---- Provided records

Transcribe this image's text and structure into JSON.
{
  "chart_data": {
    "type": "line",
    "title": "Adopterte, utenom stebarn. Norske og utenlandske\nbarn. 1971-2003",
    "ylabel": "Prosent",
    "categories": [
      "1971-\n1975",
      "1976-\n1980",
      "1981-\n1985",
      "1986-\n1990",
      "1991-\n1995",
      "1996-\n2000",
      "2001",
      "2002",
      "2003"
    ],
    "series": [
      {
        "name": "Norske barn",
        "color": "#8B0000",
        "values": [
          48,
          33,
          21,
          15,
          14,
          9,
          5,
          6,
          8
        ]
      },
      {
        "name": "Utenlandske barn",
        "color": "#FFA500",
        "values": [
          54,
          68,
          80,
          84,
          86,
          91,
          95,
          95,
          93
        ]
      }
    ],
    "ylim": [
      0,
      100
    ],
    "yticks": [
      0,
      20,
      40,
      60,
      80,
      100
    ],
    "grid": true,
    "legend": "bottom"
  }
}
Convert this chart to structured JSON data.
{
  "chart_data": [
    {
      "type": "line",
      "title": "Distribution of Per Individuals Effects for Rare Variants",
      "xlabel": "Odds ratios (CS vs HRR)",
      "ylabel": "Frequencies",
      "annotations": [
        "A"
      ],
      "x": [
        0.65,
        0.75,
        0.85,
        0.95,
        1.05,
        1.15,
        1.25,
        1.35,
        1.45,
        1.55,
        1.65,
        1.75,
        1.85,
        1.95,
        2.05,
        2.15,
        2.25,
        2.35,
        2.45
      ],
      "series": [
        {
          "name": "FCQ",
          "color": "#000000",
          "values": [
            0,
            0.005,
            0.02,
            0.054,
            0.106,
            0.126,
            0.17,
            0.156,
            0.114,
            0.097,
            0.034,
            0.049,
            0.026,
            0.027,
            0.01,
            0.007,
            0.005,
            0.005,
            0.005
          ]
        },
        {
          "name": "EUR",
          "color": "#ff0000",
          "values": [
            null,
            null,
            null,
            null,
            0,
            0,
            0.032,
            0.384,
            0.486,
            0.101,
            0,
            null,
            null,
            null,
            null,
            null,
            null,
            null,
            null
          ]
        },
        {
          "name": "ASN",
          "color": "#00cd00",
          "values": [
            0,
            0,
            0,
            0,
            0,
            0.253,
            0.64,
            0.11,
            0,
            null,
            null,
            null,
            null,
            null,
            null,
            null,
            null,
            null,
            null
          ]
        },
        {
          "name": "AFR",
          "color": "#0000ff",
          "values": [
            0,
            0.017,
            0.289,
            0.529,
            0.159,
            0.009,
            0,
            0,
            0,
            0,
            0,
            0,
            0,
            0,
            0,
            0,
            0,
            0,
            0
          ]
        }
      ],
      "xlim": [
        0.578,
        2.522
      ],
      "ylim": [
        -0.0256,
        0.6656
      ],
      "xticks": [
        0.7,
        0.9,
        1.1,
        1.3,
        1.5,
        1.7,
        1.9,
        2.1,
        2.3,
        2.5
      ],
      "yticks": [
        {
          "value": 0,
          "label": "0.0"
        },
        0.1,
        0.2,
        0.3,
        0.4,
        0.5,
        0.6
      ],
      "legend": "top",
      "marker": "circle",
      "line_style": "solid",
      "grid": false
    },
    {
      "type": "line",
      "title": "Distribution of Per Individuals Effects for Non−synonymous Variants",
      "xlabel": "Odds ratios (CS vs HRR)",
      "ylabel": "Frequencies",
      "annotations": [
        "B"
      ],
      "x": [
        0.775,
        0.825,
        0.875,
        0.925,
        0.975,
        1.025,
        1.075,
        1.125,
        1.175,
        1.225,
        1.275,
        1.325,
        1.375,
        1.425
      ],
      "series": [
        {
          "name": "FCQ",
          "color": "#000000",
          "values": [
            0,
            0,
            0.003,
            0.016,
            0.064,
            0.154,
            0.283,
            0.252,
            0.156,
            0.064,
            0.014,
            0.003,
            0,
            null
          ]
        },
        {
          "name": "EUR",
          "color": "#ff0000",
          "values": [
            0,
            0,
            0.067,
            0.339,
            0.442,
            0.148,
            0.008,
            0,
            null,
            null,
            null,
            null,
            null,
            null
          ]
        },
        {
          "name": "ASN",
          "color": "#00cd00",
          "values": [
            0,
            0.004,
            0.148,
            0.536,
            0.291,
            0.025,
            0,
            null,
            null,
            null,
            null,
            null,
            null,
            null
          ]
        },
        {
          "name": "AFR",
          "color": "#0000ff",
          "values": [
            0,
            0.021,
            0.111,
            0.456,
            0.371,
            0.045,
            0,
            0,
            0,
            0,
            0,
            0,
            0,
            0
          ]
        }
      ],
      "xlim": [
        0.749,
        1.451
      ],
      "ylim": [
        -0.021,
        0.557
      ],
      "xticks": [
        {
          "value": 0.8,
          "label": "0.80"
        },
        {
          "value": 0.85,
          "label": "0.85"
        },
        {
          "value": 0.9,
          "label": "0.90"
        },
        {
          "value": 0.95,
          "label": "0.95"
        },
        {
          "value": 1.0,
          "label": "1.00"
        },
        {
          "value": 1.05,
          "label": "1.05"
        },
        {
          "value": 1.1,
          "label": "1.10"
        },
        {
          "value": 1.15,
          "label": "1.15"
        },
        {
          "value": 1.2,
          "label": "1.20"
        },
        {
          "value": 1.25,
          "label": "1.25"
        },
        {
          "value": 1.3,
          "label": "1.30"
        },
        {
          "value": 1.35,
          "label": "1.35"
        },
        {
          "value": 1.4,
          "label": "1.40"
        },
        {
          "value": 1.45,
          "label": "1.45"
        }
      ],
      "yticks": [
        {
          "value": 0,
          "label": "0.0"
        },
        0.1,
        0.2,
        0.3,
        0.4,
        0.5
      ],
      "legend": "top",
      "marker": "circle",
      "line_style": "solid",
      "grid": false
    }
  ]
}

--------

● **What you have to do**
Which lines of the data include "Norske"? Copy each of them.

● **Response to the task**
    "title": "Adopterte, utenom stebarn. Norske og utenlandske\nbarn. 1971-2003",
        "name": "Norske barn",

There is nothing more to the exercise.